>>>

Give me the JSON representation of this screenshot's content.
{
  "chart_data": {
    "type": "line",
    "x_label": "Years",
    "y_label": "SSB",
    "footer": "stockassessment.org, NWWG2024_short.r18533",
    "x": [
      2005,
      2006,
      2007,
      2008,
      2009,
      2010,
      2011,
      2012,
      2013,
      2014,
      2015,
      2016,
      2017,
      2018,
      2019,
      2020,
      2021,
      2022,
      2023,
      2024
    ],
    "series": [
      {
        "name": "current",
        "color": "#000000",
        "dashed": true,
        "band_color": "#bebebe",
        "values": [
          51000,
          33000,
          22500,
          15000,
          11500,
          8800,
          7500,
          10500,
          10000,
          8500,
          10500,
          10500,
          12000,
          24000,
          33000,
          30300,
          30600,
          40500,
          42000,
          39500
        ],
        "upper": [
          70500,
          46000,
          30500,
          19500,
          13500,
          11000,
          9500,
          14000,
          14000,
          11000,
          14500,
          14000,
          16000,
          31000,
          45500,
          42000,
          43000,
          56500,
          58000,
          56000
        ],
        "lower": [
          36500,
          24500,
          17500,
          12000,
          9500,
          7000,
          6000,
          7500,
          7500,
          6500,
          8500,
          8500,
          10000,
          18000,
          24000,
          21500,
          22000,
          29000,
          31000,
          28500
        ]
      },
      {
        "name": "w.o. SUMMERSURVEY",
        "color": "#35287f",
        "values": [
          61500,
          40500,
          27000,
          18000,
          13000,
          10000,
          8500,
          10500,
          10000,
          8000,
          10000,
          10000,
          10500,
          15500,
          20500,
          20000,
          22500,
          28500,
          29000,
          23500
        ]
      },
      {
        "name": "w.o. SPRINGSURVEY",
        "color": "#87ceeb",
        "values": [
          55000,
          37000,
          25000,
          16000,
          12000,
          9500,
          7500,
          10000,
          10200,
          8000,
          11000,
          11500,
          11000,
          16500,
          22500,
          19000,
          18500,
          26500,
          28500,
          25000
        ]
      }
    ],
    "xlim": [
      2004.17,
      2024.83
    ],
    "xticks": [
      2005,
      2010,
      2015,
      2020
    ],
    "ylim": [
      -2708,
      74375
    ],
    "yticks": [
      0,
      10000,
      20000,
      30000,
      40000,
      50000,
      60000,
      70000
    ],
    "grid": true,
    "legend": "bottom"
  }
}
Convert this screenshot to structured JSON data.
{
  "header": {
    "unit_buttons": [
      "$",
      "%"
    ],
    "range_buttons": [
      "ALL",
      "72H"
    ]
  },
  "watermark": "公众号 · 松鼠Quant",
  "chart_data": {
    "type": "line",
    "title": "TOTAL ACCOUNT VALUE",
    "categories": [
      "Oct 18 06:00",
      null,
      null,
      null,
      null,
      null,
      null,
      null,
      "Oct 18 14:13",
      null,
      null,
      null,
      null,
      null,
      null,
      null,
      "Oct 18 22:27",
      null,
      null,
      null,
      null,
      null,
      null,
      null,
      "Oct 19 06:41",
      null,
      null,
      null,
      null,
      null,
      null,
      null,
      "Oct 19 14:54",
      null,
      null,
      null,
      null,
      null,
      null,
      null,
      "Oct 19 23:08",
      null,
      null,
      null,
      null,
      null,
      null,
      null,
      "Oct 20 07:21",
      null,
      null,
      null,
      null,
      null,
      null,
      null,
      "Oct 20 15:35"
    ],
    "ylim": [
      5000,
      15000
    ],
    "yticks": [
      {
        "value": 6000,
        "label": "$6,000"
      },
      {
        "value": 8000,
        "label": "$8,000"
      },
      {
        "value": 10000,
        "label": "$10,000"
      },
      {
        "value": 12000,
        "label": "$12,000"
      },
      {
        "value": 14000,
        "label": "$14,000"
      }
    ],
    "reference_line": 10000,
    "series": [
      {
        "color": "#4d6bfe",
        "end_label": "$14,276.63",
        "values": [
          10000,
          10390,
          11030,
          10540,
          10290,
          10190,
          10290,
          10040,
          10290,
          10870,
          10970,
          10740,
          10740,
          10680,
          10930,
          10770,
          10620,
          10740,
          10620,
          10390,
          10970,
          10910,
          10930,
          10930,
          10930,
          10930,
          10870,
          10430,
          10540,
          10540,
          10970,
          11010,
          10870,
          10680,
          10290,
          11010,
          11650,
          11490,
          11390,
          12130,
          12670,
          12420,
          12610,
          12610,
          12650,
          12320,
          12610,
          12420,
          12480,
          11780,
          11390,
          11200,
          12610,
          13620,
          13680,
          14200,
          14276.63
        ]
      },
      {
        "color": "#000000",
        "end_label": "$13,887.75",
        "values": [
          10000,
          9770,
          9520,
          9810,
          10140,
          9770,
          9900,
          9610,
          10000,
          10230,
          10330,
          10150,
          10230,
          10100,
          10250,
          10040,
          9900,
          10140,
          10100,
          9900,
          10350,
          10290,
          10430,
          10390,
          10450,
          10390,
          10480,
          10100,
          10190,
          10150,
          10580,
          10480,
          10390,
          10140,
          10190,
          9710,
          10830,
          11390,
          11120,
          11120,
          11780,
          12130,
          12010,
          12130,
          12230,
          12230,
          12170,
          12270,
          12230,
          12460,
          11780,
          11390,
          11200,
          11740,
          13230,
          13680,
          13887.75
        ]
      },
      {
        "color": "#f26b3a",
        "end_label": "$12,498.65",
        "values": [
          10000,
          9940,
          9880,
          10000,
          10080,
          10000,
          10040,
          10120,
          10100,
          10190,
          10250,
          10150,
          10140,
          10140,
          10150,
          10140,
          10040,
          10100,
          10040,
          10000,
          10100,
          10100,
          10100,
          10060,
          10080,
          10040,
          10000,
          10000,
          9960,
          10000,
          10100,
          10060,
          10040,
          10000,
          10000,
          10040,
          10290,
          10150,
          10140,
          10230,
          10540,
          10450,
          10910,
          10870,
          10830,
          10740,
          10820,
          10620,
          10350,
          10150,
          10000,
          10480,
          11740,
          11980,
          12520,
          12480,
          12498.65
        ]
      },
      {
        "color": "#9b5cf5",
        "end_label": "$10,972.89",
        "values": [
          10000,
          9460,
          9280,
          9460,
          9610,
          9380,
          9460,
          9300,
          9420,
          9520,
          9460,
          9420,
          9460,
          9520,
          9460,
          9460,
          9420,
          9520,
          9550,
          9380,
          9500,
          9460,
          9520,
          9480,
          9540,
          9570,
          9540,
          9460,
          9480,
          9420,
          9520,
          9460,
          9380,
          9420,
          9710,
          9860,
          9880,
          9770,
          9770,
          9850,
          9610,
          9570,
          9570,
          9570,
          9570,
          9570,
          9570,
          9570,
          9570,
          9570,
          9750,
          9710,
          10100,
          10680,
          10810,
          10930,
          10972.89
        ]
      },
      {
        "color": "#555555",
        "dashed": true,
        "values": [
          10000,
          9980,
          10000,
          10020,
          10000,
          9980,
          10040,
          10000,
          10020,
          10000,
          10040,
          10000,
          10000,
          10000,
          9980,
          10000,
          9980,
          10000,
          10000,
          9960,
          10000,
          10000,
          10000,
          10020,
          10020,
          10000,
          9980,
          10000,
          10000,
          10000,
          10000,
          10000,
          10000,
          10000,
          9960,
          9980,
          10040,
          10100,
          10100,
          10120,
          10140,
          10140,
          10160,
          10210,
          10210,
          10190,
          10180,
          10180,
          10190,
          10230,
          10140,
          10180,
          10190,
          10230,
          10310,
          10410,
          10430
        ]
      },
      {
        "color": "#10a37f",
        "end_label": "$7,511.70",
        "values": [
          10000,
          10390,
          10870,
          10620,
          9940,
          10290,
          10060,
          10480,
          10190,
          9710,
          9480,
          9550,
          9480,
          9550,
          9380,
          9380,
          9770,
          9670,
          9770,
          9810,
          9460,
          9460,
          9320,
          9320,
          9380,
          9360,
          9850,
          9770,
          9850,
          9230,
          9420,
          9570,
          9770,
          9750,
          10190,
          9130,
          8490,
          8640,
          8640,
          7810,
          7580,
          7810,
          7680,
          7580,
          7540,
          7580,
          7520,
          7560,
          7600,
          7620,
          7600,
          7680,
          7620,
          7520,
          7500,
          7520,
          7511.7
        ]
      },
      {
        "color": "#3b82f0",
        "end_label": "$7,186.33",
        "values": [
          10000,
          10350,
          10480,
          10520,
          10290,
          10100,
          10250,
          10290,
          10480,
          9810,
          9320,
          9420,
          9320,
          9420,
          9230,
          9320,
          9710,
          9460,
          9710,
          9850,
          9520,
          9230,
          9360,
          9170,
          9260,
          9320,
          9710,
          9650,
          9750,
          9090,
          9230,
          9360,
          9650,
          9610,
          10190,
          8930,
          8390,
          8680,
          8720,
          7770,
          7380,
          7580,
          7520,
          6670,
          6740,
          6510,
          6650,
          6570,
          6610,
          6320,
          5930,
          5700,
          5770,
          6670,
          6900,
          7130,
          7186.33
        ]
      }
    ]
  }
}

<<<

- **Task details**:
Identify every line where the string "screenshot" appears.

- **Answer to the task**:
Give me the JSON representation of this screenshot's content.
Convert this screenshot to structured JSON data.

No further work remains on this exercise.